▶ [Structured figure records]
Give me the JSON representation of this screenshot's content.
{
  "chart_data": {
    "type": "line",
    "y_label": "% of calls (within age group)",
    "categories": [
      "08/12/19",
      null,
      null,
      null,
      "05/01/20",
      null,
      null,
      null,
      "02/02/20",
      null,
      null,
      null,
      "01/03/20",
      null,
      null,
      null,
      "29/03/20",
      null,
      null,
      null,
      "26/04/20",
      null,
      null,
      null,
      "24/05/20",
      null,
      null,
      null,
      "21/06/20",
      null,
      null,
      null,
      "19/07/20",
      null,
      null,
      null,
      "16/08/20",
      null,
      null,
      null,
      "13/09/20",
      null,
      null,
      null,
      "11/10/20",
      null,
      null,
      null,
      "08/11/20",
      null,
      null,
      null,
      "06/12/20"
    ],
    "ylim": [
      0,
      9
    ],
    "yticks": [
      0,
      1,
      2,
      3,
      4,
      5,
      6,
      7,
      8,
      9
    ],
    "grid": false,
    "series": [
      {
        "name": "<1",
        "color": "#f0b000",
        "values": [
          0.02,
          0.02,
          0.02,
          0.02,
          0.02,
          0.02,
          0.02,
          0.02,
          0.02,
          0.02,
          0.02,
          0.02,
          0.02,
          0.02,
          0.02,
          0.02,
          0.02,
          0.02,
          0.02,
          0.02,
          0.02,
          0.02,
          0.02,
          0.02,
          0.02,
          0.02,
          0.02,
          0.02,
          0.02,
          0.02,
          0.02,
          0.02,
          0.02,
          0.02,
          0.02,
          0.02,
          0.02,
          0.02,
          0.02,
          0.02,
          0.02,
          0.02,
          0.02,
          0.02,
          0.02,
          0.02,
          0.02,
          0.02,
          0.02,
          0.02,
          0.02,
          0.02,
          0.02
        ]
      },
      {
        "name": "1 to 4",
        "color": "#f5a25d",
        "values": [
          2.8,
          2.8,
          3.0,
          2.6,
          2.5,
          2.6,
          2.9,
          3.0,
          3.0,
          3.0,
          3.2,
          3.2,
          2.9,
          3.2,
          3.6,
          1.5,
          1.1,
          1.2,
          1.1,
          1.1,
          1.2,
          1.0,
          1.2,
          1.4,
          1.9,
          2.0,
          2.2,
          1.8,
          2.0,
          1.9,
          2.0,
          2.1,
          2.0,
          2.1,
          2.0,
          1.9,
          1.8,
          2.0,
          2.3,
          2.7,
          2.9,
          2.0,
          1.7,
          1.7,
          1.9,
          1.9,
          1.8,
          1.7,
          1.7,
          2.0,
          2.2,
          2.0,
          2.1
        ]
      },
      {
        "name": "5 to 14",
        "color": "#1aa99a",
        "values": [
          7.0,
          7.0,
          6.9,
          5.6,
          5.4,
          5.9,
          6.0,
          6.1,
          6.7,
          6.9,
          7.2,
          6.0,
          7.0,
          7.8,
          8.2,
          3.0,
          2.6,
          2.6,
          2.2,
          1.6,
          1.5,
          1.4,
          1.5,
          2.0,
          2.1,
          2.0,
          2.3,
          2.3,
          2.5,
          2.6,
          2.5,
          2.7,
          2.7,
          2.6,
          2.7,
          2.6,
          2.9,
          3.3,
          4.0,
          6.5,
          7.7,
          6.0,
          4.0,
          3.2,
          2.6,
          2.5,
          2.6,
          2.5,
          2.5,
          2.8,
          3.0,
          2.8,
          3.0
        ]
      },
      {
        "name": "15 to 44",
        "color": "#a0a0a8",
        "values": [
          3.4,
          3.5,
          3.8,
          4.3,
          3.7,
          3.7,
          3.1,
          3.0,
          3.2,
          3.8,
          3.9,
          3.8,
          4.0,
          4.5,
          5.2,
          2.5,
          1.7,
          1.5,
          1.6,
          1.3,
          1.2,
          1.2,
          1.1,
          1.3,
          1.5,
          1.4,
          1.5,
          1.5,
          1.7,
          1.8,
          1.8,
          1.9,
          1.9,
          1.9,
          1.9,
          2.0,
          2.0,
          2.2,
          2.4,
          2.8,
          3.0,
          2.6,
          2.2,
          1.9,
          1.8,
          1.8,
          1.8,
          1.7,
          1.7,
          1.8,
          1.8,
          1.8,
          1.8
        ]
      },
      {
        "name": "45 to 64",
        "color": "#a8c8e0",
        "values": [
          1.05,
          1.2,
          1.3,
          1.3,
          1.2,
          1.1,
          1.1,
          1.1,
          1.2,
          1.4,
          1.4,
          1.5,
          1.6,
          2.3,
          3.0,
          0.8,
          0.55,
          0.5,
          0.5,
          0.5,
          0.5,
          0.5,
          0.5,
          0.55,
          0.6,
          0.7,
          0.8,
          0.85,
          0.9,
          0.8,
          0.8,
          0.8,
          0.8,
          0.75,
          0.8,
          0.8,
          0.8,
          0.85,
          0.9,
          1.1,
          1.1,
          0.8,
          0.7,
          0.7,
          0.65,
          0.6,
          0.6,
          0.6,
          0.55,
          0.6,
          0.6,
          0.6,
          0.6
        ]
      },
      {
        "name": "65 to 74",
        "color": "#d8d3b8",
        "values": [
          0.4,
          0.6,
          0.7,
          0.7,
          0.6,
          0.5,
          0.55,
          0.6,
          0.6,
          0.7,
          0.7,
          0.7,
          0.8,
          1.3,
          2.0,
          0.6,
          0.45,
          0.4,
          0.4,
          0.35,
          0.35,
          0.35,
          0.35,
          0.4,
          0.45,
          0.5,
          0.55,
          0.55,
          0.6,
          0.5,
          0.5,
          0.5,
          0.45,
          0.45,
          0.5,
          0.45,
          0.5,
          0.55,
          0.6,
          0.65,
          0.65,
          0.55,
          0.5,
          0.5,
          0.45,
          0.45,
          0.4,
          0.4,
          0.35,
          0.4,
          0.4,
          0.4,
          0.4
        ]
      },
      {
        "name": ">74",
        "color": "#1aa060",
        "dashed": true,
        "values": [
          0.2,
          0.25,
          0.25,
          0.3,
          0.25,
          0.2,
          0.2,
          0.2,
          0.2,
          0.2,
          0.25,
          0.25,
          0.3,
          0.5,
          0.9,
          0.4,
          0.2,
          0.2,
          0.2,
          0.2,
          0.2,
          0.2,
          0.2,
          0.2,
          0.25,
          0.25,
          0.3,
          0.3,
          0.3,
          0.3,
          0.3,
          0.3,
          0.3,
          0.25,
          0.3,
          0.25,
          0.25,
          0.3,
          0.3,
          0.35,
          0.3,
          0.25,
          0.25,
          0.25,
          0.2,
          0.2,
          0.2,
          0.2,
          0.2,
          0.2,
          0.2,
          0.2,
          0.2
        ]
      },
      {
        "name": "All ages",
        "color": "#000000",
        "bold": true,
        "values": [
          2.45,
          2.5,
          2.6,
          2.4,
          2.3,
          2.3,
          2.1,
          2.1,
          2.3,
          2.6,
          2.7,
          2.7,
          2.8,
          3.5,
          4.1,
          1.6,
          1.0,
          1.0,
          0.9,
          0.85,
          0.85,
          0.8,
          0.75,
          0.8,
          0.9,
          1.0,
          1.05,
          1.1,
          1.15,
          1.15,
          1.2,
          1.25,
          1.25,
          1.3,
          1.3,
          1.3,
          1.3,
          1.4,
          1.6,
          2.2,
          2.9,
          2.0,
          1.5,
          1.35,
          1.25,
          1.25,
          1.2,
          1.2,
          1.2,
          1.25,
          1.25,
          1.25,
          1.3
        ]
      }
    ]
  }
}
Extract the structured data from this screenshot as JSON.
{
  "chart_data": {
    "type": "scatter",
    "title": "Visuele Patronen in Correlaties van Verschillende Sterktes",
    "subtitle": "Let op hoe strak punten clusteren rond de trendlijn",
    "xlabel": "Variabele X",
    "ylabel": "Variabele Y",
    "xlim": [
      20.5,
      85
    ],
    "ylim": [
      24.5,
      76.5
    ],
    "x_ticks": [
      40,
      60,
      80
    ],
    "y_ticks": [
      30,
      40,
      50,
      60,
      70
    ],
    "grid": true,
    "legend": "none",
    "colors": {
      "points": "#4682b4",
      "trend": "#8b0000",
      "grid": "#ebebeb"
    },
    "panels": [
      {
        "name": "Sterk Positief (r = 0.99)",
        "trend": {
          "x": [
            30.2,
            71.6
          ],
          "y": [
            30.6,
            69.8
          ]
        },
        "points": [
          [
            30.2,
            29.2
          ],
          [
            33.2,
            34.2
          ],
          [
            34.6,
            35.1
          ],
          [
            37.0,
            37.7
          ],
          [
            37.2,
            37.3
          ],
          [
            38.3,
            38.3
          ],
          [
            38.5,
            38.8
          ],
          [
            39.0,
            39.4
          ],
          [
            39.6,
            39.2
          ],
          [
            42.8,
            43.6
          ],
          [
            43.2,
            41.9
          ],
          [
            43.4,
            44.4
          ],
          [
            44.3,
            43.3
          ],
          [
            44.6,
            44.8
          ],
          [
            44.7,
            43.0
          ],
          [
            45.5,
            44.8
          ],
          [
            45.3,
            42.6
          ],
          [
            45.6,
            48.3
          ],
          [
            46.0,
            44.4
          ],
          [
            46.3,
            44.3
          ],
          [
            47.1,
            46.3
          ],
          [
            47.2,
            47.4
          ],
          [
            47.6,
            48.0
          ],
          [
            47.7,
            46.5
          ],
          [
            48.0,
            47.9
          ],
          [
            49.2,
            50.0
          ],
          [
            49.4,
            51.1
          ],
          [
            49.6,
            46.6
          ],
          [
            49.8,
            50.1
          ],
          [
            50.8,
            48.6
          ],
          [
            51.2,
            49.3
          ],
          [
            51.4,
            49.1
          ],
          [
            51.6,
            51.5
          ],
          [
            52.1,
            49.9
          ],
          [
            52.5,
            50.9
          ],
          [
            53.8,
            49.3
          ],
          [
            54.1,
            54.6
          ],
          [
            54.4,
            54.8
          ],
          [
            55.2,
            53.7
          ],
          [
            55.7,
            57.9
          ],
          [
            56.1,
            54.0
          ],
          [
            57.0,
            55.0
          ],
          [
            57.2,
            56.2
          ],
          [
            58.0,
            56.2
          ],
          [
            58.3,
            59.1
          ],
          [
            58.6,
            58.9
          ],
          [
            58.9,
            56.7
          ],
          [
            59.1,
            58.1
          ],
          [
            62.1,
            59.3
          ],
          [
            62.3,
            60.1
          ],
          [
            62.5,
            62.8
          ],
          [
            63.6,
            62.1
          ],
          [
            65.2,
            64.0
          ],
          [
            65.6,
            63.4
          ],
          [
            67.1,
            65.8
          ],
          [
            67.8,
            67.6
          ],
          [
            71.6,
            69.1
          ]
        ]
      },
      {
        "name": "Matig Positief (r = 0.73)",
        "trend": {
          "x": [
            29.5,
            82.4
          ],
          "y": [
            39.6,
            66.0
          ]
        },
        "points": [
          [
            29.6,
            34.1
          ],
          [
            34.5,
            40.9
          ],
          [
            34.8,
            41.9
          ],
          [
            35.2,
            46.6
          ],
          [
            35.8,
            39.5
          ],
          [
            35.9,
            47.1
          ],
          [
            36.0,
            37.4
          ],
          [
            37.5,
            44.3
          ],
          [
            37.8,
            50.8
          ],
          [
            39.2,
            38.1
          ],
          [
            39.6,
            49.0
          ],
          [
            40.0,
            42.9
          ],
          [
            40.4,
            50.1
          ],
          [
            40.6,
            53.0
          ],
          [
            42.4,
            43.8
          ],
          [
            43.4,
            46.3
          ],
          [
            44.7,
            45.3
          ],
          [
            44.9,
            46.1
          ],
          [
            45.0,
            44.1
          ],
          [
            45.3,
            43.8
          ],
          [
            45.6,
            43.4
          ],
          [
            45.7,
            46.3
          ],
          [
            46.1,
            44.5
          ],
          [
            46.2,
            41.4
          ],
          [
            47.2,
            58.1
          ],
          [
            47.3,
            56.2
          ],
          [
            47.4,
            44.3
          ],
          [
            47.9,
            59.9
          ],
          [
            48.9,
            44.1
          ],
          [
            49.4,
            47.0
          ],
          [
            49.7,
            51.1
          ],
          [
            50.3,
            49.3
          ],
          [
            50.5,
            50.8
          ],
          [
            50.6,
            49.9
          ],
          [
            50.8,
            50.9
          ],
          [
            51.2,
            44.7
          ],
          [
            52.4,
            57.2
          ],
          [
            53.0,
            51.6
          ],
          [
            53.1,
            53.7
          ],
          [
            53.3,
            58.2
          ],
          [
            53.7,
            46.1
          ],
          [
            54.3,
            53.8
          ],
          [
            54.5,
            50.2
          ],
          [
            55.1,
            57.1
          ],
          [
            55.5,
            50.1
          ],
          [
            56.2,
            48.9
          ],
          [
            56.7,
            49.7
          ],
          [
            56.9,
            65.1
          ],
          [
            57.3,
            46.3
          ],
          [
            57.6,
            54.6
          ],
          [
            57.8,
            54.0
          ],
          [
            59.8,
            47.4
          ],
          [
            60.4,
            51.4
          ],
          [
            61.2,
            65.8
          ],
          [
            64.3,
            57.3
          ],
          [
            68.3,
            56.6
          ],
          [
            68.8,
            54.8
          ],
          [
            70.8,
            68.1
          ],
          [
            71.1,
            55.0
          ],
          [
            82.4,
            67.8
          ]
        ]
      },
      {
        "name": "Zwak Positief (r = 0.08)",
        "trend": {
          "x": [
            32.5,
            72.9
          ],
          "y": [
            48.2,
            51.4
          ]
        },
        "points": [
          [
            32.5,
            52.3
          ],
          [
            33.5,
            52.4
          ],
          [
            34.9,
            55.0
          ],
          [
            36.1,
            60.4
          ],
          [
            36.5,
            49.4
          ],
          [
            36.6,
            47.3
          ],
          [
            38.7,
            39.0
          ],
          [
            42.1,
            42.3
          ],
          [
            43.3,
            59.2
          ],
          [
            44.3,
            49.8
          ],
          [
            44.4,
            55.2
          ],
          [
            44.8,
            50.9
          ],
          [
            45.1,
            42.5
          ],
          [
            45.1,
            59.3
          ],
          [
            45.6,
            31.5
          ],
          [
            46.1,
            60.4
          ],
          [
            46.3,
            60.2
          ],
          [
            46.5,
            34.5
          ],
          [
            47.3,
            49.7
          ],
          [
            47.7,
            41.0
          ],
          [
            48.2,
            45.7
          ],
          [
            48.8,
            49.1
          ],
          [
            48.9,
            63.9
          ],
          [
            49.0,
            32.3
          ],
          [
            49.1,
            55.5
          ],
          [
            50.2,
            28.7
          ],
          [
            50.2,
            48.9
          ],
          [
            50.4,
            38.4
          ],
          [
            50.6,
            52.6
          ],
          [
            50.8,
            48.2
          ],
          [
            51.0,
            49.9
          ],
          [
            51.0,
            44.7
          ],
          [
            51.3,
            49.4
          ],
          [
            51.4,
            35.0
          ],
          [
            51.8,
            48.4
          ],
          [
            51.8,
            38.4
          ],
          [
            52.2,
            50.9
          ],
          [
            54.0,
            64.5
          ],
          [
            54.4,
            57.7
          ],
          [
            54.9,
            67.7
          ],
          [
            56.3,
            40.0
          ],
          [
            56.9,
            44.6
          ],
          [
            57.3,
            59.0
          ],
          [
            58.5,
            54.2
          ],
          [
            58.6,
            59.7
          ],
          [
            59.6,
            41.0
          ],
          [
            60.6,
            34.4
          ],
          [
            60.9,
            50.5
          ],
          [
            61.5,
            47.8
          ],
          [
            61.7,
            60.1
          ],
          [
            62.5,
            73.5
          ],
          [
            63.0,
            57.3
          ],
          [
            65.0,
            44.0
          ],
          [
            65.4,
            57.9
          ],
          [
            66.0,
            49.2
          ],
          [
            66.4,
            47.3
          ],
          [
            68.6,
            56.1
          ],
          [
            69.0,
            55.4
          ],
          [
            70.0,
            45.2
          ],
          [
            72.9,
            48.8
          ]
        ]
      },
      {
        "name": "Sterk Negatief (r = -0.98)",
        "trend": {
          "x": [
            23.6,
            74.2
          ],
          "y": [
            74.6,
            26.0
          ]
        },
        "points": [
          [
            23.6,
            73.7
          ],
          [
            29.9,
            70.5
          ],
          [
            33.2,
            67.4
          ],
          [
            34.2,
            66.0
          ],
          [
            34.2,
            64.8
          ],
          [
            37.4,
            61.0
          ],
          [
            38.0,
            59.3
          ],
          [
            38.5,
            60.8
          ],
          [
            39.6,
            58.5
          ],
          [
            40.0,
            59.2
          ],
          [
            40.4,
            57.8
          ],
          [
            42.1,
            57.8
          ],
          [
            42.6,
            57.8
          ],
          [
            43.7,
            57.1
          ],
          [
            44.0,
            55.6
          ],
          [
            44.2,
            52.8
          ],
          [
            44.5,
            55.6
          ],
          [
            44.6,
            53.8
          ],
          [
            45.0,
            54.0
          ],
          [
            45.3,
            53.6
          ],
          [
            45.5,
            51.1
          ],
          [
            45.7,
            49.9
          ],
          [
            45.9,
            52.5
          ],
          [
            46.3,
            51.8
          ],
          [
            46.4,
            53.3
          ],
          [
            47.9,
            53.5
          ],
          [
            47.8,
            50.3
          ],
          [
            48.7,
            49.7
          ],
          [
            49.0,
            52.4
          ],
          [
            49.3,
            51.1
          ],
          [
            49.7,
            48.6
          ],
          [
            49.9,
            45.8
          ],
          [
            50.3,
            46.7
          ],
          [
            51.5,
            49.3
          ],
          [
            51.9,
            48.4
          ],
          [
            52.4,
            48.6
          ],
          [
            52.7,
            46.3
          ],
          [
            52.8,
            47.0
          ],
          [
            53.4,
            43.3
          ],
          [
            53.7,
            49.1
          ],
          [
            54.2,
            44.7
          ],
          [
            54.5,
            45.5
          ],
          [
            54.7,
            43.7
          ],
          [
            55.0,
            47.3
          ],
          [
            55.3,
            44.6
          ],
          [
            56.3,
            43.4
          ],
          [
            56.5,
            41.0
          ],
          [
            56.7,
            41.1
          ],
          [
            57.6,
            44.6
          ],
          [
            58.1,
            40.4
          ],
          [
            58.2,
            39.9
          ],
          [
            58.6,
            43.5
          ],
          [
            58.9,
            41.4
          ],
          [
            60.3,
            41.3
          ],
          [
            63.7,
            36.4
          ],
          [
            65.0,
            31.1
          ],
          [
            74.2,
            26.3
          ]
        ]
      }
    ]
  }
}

▶ [The request]
Where a line of the material above holds the string "this", copy that line.

▶ [Problem solution]
Give me the JSON representation of this screenshot's content.
Extract the structured data from this screenshot as JSON.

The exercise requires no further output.